→ Work to complete: Copy down every line where the string "JSON" shows up.

→ Data for processing:
*****

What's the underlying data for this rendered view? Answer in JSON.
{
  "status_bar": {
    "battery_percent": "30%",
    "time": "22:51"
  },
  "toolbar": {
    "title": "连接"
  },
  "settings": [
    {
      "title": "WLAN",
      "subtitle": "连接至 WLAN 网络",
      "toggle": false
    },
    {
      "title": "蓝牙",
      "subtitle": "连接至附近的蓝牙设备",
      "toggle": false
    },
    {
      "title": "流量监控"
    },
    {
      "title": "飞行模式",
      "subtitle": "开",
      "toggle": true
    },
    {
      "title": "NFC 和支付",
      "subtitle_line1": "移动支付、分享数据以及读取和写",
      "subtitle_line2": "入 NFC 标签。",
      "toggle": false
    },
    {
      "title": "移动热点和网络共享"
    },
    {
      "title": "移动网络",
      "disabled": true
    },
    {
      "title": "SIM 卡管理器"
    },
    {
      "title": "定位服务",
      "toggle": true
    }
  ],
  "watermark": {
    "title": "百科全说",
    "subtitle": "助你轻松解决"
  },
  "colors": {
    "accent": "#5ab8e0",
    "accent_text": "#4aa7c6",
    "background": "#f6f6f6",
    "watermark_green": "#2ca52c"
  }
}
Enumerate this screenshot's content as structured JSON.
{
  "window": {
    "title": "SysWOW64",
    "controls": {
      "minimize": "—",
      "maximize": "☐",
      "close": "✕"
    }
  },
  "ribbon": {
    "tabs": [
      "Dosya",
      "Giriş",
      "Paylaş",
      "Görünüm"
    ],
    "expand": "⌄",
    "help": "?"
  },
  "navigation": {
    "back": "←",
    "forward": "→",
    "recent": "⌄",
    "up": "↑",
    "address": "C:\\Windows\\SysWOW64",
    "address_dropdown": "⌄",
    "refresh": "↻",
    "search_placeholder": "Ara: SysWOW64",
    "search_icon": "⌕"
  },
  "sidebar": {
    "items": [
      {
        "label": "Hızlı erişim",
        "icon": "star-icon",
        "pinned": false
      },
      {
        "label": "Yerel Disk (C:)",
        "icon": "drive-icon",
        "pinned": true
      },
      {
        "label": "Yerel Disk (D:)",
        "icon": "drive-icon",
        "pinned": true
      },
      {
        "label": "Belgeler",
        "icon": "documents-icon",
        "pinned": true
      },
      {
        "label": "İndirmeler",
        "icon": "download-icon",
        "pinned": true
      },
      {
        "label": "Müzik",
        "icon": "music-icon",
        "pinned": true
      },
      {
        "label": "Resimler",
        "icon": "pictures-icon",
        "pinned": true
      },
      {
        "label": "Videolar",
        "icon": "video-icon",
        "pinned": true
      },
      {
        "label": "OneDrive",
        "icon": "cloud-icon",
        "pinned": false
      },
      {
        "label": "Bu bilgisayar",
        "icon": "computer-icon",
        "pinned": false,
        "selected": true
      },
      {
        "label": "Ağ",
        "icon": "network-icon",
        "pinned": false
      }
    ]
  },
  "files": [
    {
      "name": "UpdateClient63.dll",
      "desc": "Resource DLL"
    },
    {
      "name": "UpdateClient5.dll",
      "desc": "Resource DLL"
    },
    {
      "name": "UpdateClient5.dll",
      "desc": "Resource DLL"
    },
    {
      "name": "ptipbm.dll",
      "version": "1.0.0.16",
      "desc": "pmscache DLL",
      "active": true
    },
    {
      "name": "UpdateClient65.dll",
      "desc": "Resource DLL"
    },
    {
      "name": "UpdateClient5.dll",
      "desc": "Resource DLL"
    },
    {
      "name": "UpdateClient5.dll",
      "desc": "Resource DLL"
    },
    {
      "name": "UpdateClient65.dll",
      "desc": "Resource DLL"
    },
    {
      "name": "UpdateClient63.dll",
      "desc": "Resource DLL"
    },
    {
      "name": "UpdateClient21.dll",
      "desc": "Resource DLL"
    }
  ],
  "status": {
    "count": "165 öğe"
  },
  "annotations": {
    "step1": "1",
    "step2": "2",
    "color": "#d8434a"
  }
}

*****

→ Solution:
What's the underlying data for this rendered view? Answer in JSON.
Enumerate this screenshot's content as structured JSON.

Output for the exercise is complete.